Wherever "card" appears in a line, list that line.

— Start RECORDS TO PROCESS —

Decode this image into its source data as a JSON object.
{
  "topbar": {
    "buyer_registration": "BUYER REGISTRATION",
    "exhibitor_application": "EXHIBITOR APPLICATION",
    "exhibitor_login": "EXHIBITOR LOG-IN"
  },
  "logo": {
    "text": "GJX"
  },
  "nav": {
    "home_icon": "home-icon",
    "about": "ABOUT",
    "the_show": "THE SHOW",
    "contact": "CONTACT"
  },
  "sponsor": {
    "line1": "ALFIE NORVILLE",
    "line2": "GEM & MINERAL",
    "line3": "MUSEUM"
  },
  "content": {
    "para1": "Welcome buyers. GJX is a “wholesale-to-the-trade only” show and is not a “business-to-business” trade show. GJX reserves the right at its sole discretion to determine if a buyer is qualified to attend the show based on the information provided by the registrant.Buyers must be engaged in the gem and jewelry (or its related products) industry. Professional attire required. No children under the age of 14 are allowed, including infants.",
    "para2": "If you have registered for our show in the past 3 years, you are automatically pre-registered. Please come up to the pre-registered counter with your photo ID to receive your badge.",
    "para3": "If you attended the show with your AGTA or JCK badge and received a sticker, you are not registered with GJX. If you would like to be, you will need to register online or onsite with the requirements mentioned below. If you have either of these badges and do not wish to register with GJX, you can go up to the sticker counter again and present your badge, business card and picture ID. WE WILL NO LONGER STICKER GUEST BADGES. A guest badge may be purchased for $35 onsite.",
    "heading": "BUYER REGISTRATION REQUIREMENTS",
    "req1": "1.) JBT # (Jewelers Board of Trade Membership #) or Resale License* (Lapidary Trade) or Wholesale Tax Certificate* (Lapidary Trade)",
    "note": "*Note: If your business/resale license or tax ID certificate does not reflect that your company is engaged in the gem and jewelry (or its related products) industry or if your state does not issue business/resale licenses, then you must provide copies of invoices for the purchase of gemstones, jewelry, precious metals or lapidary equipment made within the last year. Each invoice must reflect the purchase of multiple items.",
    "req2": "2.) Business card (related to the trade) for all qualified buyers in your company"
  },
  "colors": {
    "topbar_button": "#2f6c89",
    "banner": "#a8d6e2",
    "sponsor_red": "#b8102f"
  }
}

— End RECORDS TO PROCESS —

== RESULT OF THIS EXERCISE ==
    "para3": "If you attended the show with your AGTA or JCK badge and received a sticker, you are not registered with GJX. If you would like to be, you will need to register online or onsite with the requirements mentioned below. If you have either of these badges and do not wish to register with GJX, you can go up to the sticker counter again and present your badge, business card and picture ID. WE WILL NO LONGER STICKER GUEST BADGES. A guest badge may be purchased for $35 onsite.",
    "req2": "2.) Business card (related to the trade) for all qualified buyers in your company"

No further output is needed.